[Items from a data source]
————
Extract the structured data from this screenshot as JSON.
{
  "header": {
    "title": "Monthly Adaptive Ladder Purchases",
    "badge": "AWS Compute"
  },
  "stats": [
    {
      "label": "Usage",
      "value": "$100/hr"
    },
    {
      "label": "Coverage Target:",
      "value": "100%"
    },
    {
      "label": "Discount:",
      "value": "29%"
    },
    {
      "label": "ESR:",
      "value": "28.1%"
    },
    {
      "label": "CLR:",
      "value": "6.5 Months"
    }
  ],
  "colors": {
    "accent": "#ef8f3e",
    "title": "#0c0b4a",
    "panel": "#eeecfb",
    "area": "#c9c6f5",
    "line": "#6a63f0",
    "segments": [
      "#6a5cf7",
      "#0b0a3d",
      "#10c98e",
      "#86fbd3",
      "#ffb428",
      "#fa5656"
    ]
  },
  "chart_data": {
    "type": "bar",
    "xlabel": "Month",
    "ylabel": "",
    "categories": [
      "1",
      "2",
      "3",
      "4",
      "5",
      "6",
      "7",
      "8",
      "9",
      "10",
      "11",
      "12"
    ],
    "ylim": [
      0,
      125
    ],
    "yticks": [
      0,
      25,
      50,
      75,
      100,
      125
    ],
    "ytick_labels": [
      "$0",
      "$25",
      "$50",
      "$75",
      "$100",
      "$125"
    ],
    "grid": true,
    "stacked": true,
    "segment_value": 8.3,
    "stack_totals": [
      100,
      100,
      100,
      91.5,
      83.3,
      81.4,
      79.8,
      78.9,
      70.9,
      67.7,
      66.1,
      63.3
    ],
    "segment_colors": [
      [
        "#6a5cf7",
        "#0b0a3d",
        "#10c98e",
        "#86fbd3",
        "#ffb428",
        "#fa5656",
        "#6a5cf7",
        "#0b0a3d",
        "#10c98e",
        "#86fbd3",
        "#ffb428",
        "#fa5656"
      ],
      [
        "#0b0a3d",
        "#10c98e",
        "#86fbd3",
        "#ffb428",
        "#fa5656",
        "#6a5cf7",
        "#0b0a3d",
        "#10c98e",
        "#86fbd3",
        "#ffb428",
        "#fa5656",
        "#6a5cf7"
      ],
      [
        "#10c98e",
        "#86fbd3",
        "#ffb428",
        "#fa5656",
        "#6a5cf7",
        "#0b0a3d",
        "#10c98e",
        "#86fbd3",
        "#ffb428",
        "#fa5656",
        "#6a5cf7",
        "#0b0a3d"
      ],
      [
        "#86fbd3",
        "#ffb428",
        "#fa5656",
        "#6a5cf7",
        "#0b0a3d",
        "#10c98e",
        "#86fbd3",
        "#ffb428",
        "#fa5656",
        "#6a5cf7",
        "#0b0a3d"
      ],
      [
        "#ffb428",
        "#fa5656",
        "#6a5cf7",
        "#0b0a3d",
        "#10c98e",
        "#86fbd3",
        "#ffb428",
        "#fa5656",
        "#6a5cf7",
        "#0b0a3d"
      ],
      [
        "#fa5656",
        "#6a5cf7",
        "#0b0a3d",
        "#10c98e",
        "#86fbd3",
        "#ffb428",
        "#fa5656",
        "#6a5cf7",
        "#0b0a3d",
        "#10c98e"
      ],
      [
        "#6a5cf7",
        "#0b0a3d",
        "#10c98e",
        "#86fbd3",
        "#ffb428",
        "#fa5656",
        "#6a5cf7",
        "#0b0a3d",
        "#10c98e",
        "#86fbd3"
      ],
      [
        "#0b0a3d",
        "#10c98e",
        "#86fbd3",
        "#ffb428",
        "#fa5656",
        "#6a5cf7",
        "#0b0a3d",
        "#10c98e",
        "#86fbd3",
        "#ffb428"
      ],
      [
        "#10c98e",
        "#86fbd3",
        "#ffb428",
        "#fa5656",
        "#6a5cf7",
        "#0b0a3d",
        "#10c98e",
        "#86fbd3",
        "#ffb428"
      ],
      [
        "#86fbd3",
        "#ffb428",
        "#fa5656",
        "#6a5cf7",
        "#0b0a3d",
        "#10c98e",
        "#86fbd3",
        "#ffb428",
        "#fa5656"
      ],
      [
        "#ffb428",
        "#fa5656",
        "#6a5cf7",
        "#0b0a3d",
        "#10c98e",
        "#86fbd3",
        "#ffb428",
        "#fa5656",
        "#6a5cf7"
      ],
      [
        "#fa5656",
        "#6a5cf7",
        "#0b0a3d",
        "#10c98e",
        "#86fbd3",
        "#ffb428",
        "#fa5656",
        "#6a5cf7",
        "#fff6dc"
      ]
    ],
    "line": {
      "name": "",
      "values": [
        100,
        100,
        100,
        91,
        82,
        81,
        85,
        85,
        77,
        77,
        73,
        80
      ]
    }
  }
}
————
GIVEN INSTRUCTION
Restate every entry word for word.

SOLUTION TO THIS TASK
Extract the structured data from this screenshot as JSON.
{
  "header": {
    "title": "Monthly Adaptive Ladder Purchases",
    "badge": "AWS Compute"
  },
  "stats": [
    {
      "label": "Usage",
      "value": "$100/hr"
    },
    {
      "label": "Coverage Target:",
      "value": "100%"
    },
    {
      "label": "Discount:",
      "value": "29%"
    },
    {
      "label": "ESR:",
      "value": "28.1%"
    },
    {
      "label": "CLR:",
      "value": "6.5 Months"
    }
  ],
  "colors": {
    "accent": "#ef8f3e",
    "title": "#0c0b4a",
    "panel": "#eeecfb",
    "area": "#c9c6f5",
    "line": "#6a63f0",
    "segments": [
      "#6a5cf7",
      "#0b0a3d",
      "#10c98e",
      "#86fbd3",
      "#ffb428",
      "#fa5656"
    ]
  },
  "chart_data": {
    "type": "bar",
    "xlabel": "Month",
    "ylabel": "",
    "categories": [
      "1",
      "2",
      "3",
      "4",
      "5",
      "6",
      "7",
      "8",
      "9",
      "10",
      "11",
      "12"
    ],
    "ylim": [
      0,
      125
    ],
    "yticks": [
      0,
      25,
      50,
      75,
      100,
      125
    ],
    "ytick_labels": [
      "$0",
      "$25",
      "$50",
      "$75",
      "$100",
      "$125"
    ],
    "grid": true,
    "stacked": true,
    "segment_value": 8.3,
    "stack_totals": [
      100,
      100,
      100,
      91.5,
      83.3,
      81.4,
      79.8,
      78.9,
      70.9,
      67.7,
      66.1,
      63.3
    ],
    "segment_colors": [
      [
        "#6a5cf7",
        "#0b0a3d",
        "#10c98e",
        "#86fbd3",
        "#ffb428",
        "#fa5656",
        "#6a5cf7",
        "#0b0a3d",
        "#10c98e",
        "#86fbd3",
        "#ffb428",
        "#fa5656"
      ],
      [
        "#0b0a3d",
        "#10c98e",
        "#86fbd3",
        "#ffb428",
        "#fa5656",
        "#6a5cf7",
        "#0b0a3d",
        "#10c98e",
        "#86fbd3",
        "#ffb428",
        "#fa5656",
        "#6a5cf7"
      ],
      [
        "#10c98e",
        "#86fbd3",
        "#ffb428",
        "#fa5656",
        "#6a5cf7",
        "#0b0a3d",
        "#10c98e",
        "#86fbd3",
        "#ffb428",
        "#fa5656",
        "#6a5cf7",
        "#0b0a3d"
      ],
      [
        "#86fbd3",
        "#ffb428",
        "#fa5656",
        "#6a5cf7",
        "#0b0a3d",
        "#10c98e",
        "#86fbd3",
        "#ffb428",
        "#fa5656",
        "#6a5cf7",
        "#0b0a3d"
      ],
      [
        "#ffb428",
        "#fa5656",
        "#6a5cf7",
        "#0b0a3d",
        "#10c98e",
        "#86fbd3",
        "#ffb428",
        "#fa5656",
        "#6a5cf7",
        "#0b0a3d"
      ],
      [
        "#fa5656",
        "#6a5cf7",
        "#0b0a3d",
        "#10c98e",
        "#86fbd3",
        "#ffb428",
        "#fa5656",
        "#6a5cf7",
        "#0b0a3d",
        "#10c98e"
      ],
      [
        "#6a5cf7",
        "#0b0a3d",
        "#10c98e",
        "#86fbd3",
        "#ffb428",
        "#fa5656",
        "#6a5cf7",
        "#0b0a3d",
        "#10c98e",
        "#86fbd3"
      ],
      [
        "#0b0a3d",
        "#10c98e",
        "#86fbd3",
        "#ffb428",
        "#fa5656",
        "#6a5cf7",
        "#0b0a3d",
        "#10c98e",
        "#86fbd3",
        "#ffb428"
      ],
      [
        "#10c98e",
        "#86fbd3",
        "#ffb428",
        "#fa5656",
        "#6a5cf7",
        "#0b0a3d",
        "#10c98e",
        "#86fbd3",
        "#ffb428"
      ],
      [
        "#86fbd3",
        "#ffb428",
        "#fa5656",
        "#6a5cf7",
        "#0b0a3d",
        "#10c98e",
        "#86fbd3",
        "#ffb428",
        "#fa5656"
      ],
      [
        "#ffb428",
        "#fa5656",
        "#6a5cf7",
        "#0b0a3d",
        "#10c98e",
        "#86fbd3",
        "#ffb428",
        "#fa5656",
        "#6a5cf7"
      ],
      [
        "#fa5656",
        "#6a5cf7",
        "#0b0a3d",
        "#10c98e",
        "#86fbd3",
        "#ffb428",
        "#fa5656",
        "#6a5cf7",
        "#fff6dc"
      ]
    ],
    "line": {
      "name": "",
      "values": [
        100,
        100,
        100,
        91,
        82,
        81,
        85,
        85,
        77,
        77,
        73,
        80
      ]
    }
  }
}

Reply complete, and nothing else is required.